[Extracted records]
■ ■ ■ ■ ■
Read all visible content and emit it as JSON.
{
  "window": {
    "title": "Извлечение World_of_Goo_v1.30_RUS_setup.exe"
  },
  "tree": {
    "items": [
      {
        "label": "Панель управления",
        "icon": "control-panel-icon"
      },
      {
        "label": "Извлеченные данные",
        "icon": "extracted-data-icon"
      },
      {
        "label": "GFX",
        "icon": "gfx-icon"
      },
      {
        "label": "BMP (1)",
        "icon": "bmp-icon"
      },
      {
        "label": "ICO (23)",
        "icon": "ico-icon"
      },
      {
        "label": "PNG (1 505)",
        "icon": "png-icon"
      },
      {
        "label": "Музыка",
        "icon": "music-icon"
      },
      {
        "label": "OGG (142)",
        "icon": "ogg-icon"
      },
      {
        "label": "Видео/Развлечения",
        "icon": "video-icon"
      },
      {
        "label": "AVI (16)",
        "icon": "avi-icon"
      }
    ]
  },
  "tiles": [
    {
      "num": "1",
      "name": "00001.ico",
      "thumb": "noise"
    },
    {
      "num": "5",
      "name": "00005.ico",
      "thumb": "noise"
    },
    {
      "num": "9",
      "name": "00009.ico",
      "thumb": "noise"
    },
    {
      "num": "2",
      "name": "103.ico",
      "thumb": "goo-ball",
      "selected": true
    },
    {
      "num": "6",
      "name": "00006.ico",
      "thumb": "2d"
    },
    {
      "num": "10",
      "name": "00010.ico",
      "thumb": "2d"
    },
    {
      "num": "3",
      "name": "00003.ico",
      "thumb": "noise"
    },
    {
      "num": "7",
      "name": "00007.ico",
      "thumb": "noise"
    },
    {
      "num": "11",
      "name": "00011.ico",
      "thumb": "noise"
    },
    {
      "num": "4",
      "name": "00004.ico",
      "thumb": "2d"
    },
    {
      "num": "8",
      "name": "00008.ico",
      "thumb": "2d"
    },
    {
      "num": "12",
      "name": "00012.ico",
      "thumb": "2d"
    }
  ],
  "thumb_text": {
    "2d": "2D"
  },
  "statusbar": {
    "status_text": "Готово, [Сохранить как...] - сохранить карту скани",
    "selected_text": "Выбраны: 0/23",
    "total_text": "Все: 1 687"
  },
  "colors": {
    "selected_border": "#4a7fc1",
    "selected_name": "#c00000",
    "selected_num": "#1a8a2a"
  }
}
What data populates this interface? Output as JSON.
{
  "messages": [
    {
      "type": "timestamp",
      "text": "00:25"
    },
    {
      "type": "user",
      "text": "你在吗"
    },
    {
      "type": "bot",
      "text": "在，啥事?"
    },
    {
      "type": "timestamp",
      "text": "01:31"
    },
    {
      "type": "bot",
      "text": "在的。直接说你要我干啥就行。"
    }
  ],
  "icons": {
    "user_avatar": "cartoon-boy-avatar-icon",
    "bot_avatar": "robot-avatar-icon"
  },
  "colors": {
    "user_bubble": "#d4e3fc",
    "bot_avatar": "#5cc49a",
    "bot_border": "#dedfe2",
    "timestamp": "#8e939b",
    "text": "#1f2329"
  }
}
■ ■ ■ ■ ■
→ **Problem to solve**: Starting at the line that contains "What data populates", quote each remaining line of the entries above, unchanged.

→ **Problem solution**:
What data populates this interface? Output as JSON.
{
  "messages": [
    {
      "type": "timestamp",
      "text": "00:25"
    },
    {
      "type": "user",
      "text": "你在吗"
    },
    {
      "type": "bot",
      "text": "在，啥事?"
    },
    {
      "type": "timestamp",
      "text": "01:31"
    },
    {
      "type": "bot",
      "text": "在的。直接说你要我干啥就行。"
    }
  ],
  "icons": {
    "user_avatar": "cartoon-boy-avatar-icon",
    "bot_avatar": "robot-avatar-icon"
  },
  "colors": {
    "user_bubble": "#d4e3fc",
    "bot_avatar": "#5cc49a",
    "bot_border": "#dedfe2",
    "timestamp": "#8e939b",
    "text": "#1f2329"
  }
}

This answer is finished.